### DATA SHOWN
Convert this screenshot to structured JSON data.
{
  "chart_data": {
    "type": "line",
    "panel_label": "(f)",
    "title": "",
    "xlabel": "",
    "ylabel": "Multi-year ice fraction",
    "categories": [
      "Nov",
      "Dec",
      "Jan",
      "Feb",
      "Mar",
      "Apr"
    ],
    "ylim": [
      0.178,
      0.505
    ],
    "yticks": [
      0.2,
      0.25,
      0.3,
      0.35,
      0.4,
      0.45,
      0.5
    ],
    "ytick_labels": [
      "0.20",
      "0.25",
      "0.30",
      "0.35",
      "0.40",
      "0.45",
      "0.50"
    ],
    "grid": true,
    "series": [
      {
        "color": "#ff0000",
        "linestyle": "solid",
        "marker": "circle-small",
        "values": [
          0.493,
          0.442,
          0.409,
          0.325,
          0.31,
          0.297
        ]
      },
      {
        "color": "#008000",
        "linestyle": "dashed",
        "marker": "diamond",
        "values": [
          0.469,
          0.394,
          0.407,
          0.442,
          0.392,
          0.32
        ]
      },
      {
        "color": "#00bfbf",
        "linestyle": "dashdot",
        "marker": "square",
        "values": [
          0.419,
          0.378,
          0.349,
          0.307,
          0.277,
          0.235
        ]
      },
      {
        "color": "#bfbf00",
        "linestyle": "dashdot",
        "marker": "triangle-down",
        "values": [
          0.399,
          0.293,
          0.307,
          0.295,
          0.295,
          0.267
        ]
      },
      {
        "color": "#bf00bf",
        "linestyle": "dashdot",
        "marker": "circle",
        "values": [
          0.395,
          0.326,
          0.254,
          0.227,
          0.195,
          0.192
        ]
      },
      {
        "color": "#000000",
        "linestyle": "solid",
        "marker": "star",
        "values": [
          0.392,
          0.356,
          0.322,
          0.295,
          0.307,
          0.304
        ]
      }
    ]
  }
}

### EXERCISE DETAILS
Your task is to output the full set of records exactly as presented.

### RESPONSE TO THIS EXERCISE
Convert this screenshot to structured JSON data.
{
  "chart_data": {
    "type": "line",
    "panel_label": "(f)",
    "title": "",
    "xlabel": "",
    "ylabel": "Multi-year ice fraction",
    "categories": [
      "Nov",
      "Dec",
      "Jan",
      "Feb",
      "Mar",
      "Apr"
    ],
    "ylim": [
      0.178,
      0.505
    ],
    "yticks": [
      0.2,
      0.25,
      0.3,
      0.35,
      0.4,
      0.45,
      0.5
    ],
    "ytick_labels": [
      "0.20",
      "0.25",
      "0.30",
      "0.35",
      "0.40",
      "0.45",
      "0.50"
    ],
    "grid": true,
    "series": [
      {
        "color": "#ff0000",
        "linestyle": "solid",
        "marker": "circle-small",
        "values": [
          0.493,
          0.442,
          0.409,
          0.325,
          0.31,
          0.297
        ]
      },
      {
        "color": "#008000",
        "linestyle": "dashed",
        "marker": "diamond",
        "values": [
          0.469,
          0.394,
          0.407,
          0.442,
          0.392,
          0.32
        ]
      },
      {
        "color": "#00bfbf",
        "linestyle": "dashdot",
        "marker": "square",
        "values": [
          0.419,
          0.378,
          0.349,
          0.307,
          0.277,
          0.235
        ]
      },
      {
        "color": "#bfbf00",
        "linestyle": "dashdot",
        "marker": "triangle-down",
        "values": [
          0.399,
          0.293,
          0.307,
          0.295,
          0.295,
          0.267
        ]
      },
      {
        "color": "#bf00bf",
        "linestyle": "dashdot",
        "marker": "circle",
        "values": [
          0.395,
          0.326,
          0.254,
          0.227,
          0.195,
          0.192
        ]
      },
      {
        "color": "#000000",
        "linestyle": "solid",
        "marker": "star",
        "values": [
          0.392,
          0.356,
          0.322,
          0.295,
          0.307,
          0.304
        ]
      }
    ]
  }
}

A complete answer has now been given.